§ **Provided material**

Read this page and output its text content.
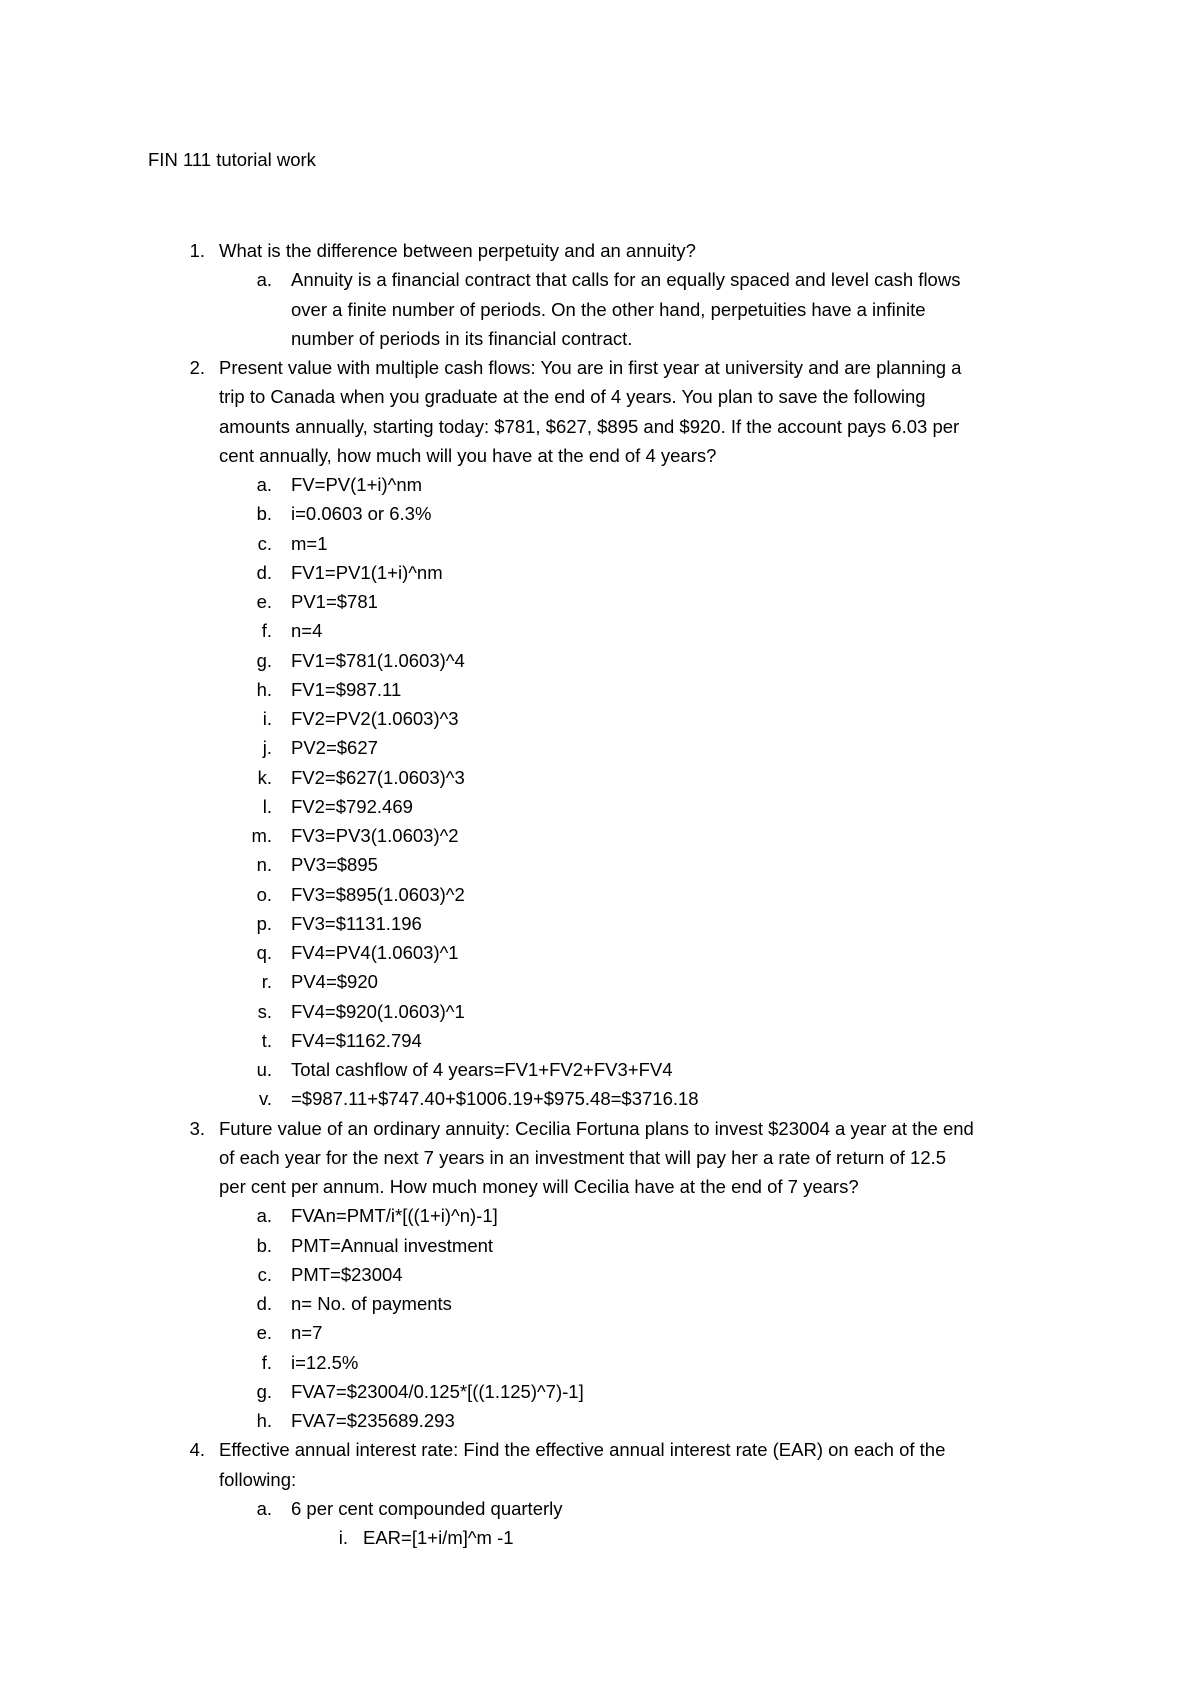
FIN 111 tutorial work
1. What is the difference between perpetuity and an annuity?
a. Annuity is a financial contract that calls for an equally spaced and level cash flows
over a finite number of periods. On the other hand, perpetuities have a infinite
number of periods in its financial contract.
2. Present value with multiple cash flows: You are in first year at university and are planning a
trip to Canada when you graduate at the end of 4 years. You plan to save the following
amounts annually, starting today: $781, $627, $895 and $920. If the account pays 6.03 per
cent annually, how much will you have at the end of 4 years?
a. FV=PV(1+i)^nm
b. i=0.0603 or 6.3%
c. m=1
d. FV1=PV1(1+i)^nm
e. PV1=$781
f. n=4
g. FV1=$781(1.0603)^4
h. FV1=$987.11
i. FV2=PV2(1.0603)^3
j. PV2=$627
k. FV2=$627(1.0603)^3
l. FV2=$792.469
m. FV3=PV3(1.0603)^2
n. PV3=$895
o. FV3=$895(1.0603)^2
p. FV3=$1131.196
q. FV4=PV4(1.0603)^1
r. PV4=$920
s. FV4=$920(1.0603)^1
t. FV4=$1162.794
u. Total cashflow of 4 years=FV1+FV2+FV3+FV4
v. =$987.11+$747.40+$1006.19+$975.48=$3716.18
3. Future value of an ordinary annuity: Cecilia Fortuna plans to invest $23004 a year at the end
of each year for the next 7 years in an investment that will pay her a rate of return of 12.5
per cent per annum. How much money will Cecilia have at the end of 7 years?
a. FVAn=PMT/i*[((1+i)^n)-1]
b. PMT=Annual investment
c. PMT=$23004
d. n= No. of payments
e. n=7
f. i=12.5%
g. FVA7=$23004/0.125*[((1.125)^7)-1]
h. FVA7=$235689.293
4. Effective annual interest rate: Find the effective annual interest rate (EAR) on each of the
following:
a. 6 per cent compounded quarterly
i. EAR=[1+i/m]^m -1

§ **Set task**
Give only the number of lines in the material above where the string "have" appears.

§ **Full answer**
3